— BEGIN —
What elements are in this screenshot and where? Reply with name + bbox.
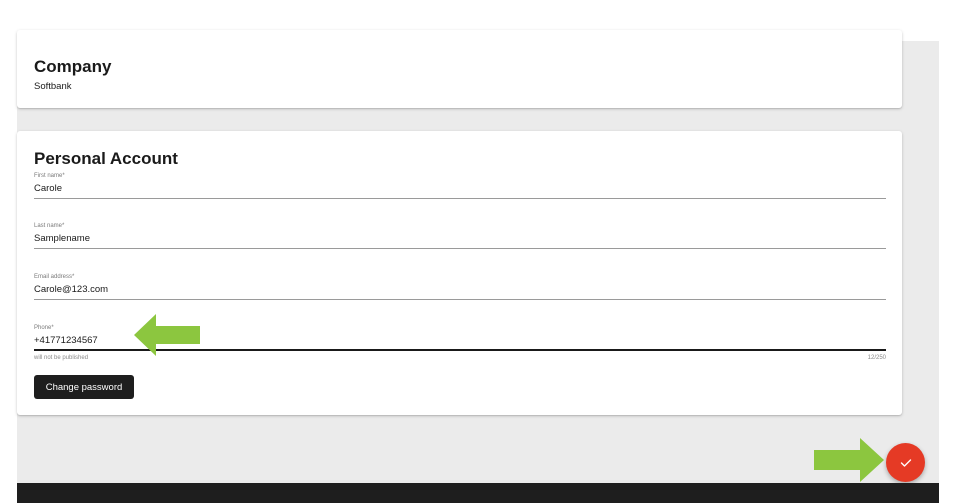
first-name-label: First name*: [34, 173, 65, 179]
check-icon: [900, 458, 911, 467]
phone-input[interactable]: +41771234567: [34, 335, 98, 346]
annotation-arrow-right-icon: [814, 438, 884, 482]
personal-account-card: Personal Account First name* Carole Last…: [17, 131, 902, 415]
phone-label: Phone*: [34, 325, 54, 331]
change-password-button[interactable]: Change password: [34, 375, 134, 399]
first-name-input[interactable]: Carole: [34, 183, 62, 194]
last-name-label: Last name*: [34, 223, 65, 229]
save-fab-button[interactable]: [886, 443, 925, 482]
email-label: Email address*: [34, 274, 75, 280]
last-name-input[interactable]: Samplename: [34, 233, 90, 244]
company-title: Company: [34, 57, 112, 76]
phone-char-counter: 12/250: [867, 355, 886, 361]
company-value: Softbank: [34, 81, 72, 92]
email-underline: [34, 299, 886, 300]
annotation-arrow-left-icon: [134, 314, 200, 356]
bottom-bar: [17, 483, 939, 503]
email-input[interactable]: Carole@123.com: [34, 284, 108, 295]
personal-account-title: Personal Account: [34, 149, 178, 168]
first-name-underline: [34, 198, 886, 199]
phone-hint: will not be published: [34, 355, 89, 361]
company-card: Company Softbank: [17, 30, 902, 108]
last-name-underline: [34, 248, 886, 249]
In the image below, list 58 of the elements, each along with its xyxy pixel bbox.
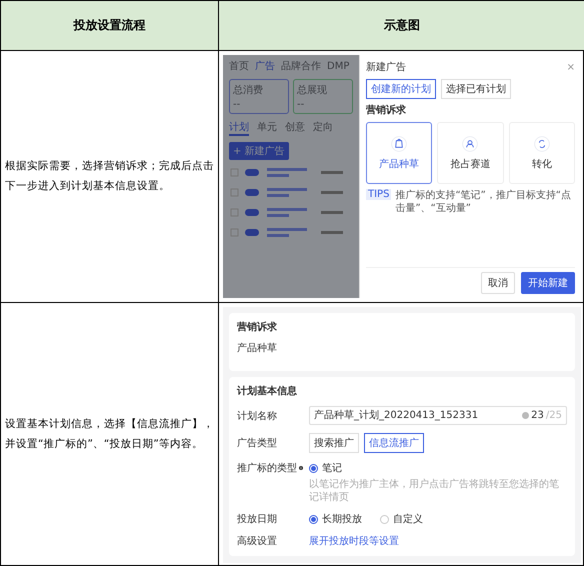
- new-ad-button[interactable]: + 新建广告: [229, 142, 289, 160]
- step-description: 根据实际需要，选择营销诉求；完成后点击下一步进入到计划基本信息设置。: [5, 158, 214, 194]
- goal-title: 抢占赛道: [450, 158, 490, 170]
- radio-button[interactable]: [309, 514, 318, 524]
- expand-settings-link[interactable]: 展开投放时段等设置: [309, 534, 399, 548]
- stat-label: 总展现: [297, 84, 328, 97]
- column-header: 示意图: [219, 1, 584, 51]
- plan-name-field[interactable]: 产品种草_计划_20220413_152331 23 /25: [309, 406, 567, 425]
- goal-title: 转化: [532, 158, 552, 170]
- nav-item[interactable]: DMP: [327, 60, 350, 72]
- stat-label: 总消费: [233, 84, 264, 97]
- hint-text: 以笔记作为推广主体，用户点击广告将跳转至您选择的笔记详情页: [309, 478, 560, 504]
- person-icon: [462, 136, 478, 152]
- tab[interactable]: 创意: [285, 120, 305, 136]
- tab[interactable]: 定向: [313, 120, 333, 136]
- step-description: 设置基本计划信息，选择【信息流推广】，并设置“推广标的”、“投放日期”等内容。: [5, 417, 214, 452]
- nav-item[interactable]: 首页: [229, 59, 249, 73]
- char-count: 23: [531, 409, 544, 422]
- column-header: 投放设置流程: [1, 1, 219, 51]
- radio-option[interactable]: 自定义: [380, 512, 423, 526]
- goal-value: 产品种草: [237, 342, 278, 355]
- refresh-icon: [534, 136, 550, 152]
- tab[interactable]: 单元: [257, 120, 277, 136]
- radio-option[interactable]: 笔记: [309, 461, 342, 475]
- field-label: 高级设置: [237, 534, 278, 548]
- field-label: 推广标的类型: [237, 462, 297, 475]
- stat-value: --: [233, 99, 242, 110]
- mode-tab[interactable]: 选择已有计划: [441, 79, 511, 99]
- goal-card[interactable]: 产品种草: [366, 122, 432, 184]
- info-icon: [299, 464, 303, 472]
- mode-tab[interactable]: 创建新的计划: [366, 79, 436, 99]
- clear-icon: [522, 412, 530, 419]
- nav-item[interactable]: 品牌合作: [281, 59, 321, 73]
- goal-title: 产品种草: [379, 158, 420, 170]
- close-button[interactable]: ×: [566, 61, 575, 74]
- ad-type-option[interactable]: 搜索推广: [309, 433, 359, 453]
- plan-name-value: 产品种草_计划_20220413_152331: [314, 409, 478, 422]
- tips-badge: TIPS: [366, 189, 392, 200]
- char-limit: /25: [546, 409, 562, 422]
- start-button[interactable]: 开始新建: [521, 272, 575, 294]
- nav-item[interactable]: 广告: [255, 59, 275, 73]
- field-label: 计划名称: [237, 410, 278, 422]
- goal-card[interactable]: 转化: [508, 122, 575, 184]
- modal-title: 新建广告: [366, 61, 406, 74]
- field-label: 广告类型: [237, 436, 278, 450]
- card-title: 计划基本信息: [237, 385, 298, 398]
- cancel-button[interactable]: 取消: [481, 272, 515, 294]
- radio-option[interactable]: 长期投放: [309, 512, 362, 526]
- tab[interactable]: 计划: [229, 120, 249, 136]
- stat-value: --: [297, 99, 306, 110]
- radio-button[interactable]: [309, 464, 318, 472]
- ad-type-option[interactable]: 信息流推广: [364, 433, 424, 453]
- section-heading: 营销诉求: [366, 104, 407, 117]
- card-title: 营销诉求: [237, 321, 278, 334]
- tips-text: 推广标的支持“笔记”，推广目标支持“点击量”、“互动量”: [395, 189, 572, 215]
- bag-icon: [391, 136, 408, 152]
- goal-card[interactable]: 抢占赛道: [437, 122, 504, 184]
- field-label: 投放日期: [237, 512, 278, 526]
— END —
■ **WORK REQUIRED**
Copy out word for word everything from the line containing "first-name-label: First name*: [34, 173, 65, 179]" down to the line containing "phone-label: Phone*: [34, 325, 54, 331]", including both of those lines.

■ **SOLUTION FOR THIS PROBLEM**
first-name-label: First name*: [34, 173, 65, 179]
check-icon: [900, 458, 911, 467]
phone-input[interactable]: +41771234567: [34, 335, 98, 346]
annotation-arrow-right-icon: [814, 438, 884, 482]
personal-account-card: Personal Account First name* Carole Last…: [17, 131, 902, 415]
phone-label: Phone*: [34, 325, 54, 331]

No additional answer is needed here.